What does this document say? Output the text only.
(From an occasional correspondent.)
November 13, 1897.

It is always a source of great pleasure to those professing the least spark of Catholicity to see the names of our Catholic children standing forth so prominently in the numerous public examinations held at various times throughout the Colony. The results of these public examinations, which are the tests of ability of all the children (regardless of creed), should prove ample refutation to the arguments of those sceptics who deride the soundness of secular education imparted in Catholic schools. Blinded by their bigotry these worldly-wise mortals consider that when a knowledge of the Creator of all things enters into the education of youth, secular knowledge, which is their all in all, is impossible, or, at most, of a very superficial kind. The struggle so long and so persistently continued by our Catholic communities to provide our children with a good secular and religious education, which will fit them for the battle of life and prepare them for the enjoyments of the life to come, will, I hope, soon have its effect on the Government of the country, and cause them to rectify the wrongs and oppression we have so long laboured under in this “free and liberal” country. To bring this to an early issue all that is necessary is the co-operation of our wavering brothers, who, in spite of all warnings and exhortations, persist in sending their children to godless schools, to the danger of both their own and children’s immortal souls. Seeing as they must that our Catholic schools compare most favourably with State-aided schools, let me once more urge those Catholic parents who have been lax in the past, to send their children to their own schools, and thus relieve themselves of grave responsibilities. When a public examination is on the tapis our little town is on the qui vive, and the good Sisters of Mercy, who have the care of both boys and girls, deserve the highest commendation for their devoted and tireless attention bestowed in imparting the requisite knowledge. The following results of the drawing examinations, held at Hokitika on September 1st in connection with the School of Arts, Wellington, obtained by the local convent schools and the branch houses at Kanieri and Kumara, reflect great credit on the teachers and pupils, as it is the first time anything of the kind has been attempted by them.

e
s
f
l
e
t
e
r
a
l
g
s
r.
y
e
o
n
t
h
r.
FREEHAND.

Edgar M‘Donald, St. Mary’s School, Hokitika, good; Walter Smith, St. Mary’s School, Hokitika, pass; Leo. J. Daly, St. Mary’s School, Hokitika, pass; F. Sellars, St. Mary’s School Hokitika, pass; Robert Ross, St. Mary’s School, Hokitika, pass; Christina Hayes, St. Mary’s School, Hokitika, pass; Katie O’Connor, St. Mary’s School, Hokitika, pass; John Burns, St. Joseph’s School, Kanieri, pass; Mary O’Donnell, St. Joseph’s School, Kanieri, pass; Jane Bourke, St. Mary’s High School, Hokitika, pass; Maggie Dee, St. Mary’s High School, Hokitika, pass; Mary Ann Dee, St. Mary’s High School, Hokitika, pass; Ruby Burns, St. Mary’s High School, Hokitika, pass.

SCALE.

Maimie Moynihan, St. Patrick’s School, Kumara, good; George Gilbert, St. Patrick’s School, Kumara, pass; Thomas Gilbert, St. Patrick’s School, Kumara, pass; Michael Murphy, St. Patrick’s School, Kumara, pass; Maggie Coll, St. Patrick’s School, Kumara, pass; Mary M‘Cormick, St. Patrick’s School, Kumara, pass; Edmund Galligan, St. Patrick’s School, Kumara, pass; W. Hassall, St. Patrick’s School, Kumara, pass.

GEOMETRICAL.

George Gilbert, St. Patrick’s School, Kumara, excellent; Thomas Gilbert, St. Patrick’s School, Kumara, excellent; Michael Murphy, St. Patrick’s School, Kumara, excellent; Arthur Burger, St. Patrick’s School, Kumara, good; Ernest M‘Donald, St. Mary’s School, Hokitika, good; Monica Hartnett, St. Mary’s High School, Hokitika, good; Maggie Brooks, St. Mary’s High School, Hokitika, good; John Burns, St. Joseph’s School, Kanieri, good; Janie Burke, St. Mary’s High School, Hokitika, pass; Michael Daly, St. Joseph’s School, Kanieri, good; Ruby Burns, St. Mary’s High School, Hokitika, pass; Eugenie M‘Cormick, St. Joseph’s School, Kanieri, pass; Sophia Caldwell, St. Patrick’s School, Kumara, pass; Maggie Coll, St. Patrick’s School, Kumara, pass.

□ □ □ □

Work instructions: Reproduce each entry word for word.

Output of the exercise:
What does this document say? Output the text only.
(From an occasional correspondent.)
November 13, 1897.

It is always a source of great pleasure to those professing the least spark of Catholicity to see the names of our Catholic children standing forth so prominently in the numerous public examinations held at various times throughout the Colony. The results of these public examinations, which are the tests of ability of all the children (regardless of creed), should prove ample refutation to the arguments of those sceptics who deride the soundness of secular education imparted in Catholic schools. Blinded by their bigotry these worldly-wise mortals consider that when a knowledge of the Creator of all things enters into the education of youth, secular knowledge, which is their all in all, is impossible, or, at most, of a very superficial kind. The struggle so long and so persistently continued by our Catholic communities to provide our children with a good secular and religious education, which will fit them for the battle of life and prepare them for the enjoyments of the life to come, will, I hope, soon have its effect on the Government of the country, and cause them to rectify the wrongs and oppression we have so long laboured under in this “free and liberal” country. To bring this to an early issue all that is necessary is the co-operation of our wavering brothers, who, in spite of all warnings and exhortations, persist in sending their children to godless schools, to the danger of both their own and children’s immortal souls. Seeing as they must that our Catholic schools compare most favourably with State-aided schools, let me once more urge those Catholic parents who have been lax in the past, to send their children to their own schools, and thus relieve themselves of grave responsibilities. When a public examination is on the tapis our little town is on the qui vive, and the good Sisters of Mercy, who have the care of both boys and girls, deserve the highest commendation for their devoted and tireless attention bestowed in imparting the requisite knowledge. The following results of the drawing examinations, held at Hokitika on September 1st in connection with the School of Arts, Wellington, obtained by the local convent schools and the branch houses at Kanieri and Kumara, reflect great credit on the teachers and pupils, as it is the first time anything of the kind has been attempted by them.

e
s
f
l
e
t
e
r
a
l
g
s
r.
y
e
o
n
t
h
r.
FREEHAND.

Edgar M‘Donald, St. Mary’s School, Hokitika, good; Walter Smith, St. Mary’s School, Hokitika, pass; Leo. J. Daly, St. Mary’s School, Hokitika, pass; F. Sellars, St. Mary’s School Hokitika, pass; Robert Ross, St. Mary’s School, Hokitika, pass; Christina Hayes, St. Mary’s School, Hokitika, pass; Katie O’Connor, St. Mary’s School, Hokitika, pass; John Burns, St. Joseph’s School, Kanieri, pass; Mary O’Donnell, St. Joseph’s School, Kanieri, pass; Jane Bourke, St. Mary’s High School, Hokitika, pass; Maggie Dee, St. Mary’s High School, Hokitika, pass; Mary Ann Dee, St. Mary’s High School, Hokitika, pass; Ruby Burns, St. Mary’s High School, Hokitika, pass.

SCALE.

Maimie Moynihan, St. Patrick’s School, Kumara, good; George Gilbert, St. Patrick’s School, Kumara, pass; Thomas Gilbert, St. Patrick’s School, Kumara, pass; Michael Murphy, St. Patrick’s School, Kumara, pass; Maggie Coll, St. Patrick’s School, Kumara, pass; Mary M‘Cormick, St. Patrick’s School, Kumara, pass; Edmund Galligan, St. Patrick’s School, Kumara, pass; W. Hassall, St. Patrick’s School, Kumara, pass.

GEOMETRICAL.

George Gilbert, St. Patrick’s School, Kumara, excellent; Thomas Gilbert, St. Patrick’s School, Kumara, excellent; Michael Murphy, St. Patrick’s School, Kumara, excellent; Arthur Burger, St. Patrick’s School, Kumara, good; Ernest M‘Donald, St. Mary’s School, Hokitika, good; Monica Hartnett, St. Mary’s High School, Hokitika, good; Maggie Brooks, St. Mary’s High School, Hokitika, good; John Burns, St. Joseph’s School, Kanieri, good; Janie Burke, St. Mary’s High School, Hokitika, pass; Michael Daly, St. Joseph’s School, Kanieri, good; Ruby Burns, St. Mary’s High School, Hokitika, pass; Eugenie M‘Cormick, St. Joseph’s School, Kanieri, pass; Sophia Caldwell, St. Patrick’s School, Kumara, pass; Maggie Coll, St. Patrick’s School, Kumara, pass.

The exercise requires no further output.